Reproduce every line of the material below word for word, without changing anything.

_RECORDS SHOWN_
================================

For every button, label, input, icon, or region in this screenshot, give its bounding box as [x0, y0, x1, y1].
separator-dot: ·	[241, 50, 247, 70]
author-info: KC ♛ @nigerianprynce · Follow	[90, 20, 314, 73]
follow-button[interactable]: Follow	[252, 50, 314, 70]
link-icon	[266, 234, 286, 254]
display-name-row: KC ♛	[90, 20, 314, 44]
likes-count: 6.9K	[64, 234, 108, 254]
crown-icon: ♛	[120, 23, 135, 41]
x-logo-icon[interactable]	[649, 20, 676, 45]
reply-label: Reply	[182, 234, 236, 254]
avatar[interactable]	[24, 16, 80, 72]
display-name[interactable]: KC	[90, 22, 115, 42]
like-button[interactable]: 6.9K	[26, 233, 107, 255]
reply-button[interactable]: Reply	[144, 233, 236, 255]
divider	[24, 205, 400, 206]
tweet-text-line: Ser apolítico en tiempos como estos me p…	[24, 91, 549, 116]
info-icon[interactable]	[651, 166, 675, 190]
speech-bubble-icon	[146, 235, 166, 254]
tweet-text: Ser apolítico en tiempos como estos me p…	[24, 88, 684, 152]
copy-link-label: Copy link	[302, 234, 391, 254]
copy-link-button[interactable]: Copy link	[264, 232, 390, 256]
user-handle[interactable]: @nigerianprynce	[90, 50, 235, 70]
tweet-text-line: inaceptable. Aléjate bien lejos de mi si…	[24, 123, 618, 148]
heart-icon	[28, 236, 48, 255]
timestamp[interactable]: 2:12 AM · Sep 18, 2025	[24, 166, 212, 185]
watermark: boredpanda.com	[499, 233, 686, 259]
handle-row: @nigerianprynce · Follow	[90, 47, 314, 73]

================================

_SOLUTION FOR THIS TASK_
For every button, label, input, icon, or region in this screenshot, give its bounding box as [x0, y0, x1, y1].
separator-dot: ·	[241, 50, 247, 70]
author-info: KC ♛ @nigerianprynce · Follow	[90, 20, 314, 73]
follow-button[interactable]: Follow	[252, 50, 314, 70]
link-icon	[266, 234, 286, 254]
display-name-row: KC ♛	[90, 20, 314, 44]
likes-count: 6.9K	[64, 234, 108, 254]
crown-icon: ♛	[120, 23, 135, 41]
x-logo-icon[interactable]	[649, 20, 676, 45]
reply-label: Reply	[182, 234, 236, 254]
avatar[interactable]	[24, 16, 80, 72]
display-name[interactable]: KC	[90, 22, 115, 42]
like-button[interactable]: 6.9K	[26, 233, 107, 255]
reply-button[interactable]: Reply	[144, 233, 236, 255]
divider	[24, 205, 400, 206]
tweet-text-line: Ser apolítico en tiempos como estos me p…	[24, 91, 549, 116]
info-icon[interactable]	[651, 166, 675, 190]
speech-bubble-icon	[146, 235, 166, 254]
tweet-text: Ser apolítico en tiempos como estos me p…	[24, 88, 684, 152]
copy-link-label: Copy link	[302, 234, 391, 254]
copy-link-button[interactable]: Copy link	[264, 232, 390, 256]
user-handle[interactable]: @nigerianprynce	[90, 50, 235, 70]
tweet-text-line: inaceptable. Aléjate bien lejos de mi si…	[24, 123, 618, 148]
heart-icon	[28, 236, 48, 255]
timestamp[interactable]: 2:12 AM · Sep 18, 2025	[24, 166, 212, 185]
watermark: boredpanda.com	[499, 233, 686, 259]
handle-row: @nigerianprynce · Follow	[90, 47, 314, 73]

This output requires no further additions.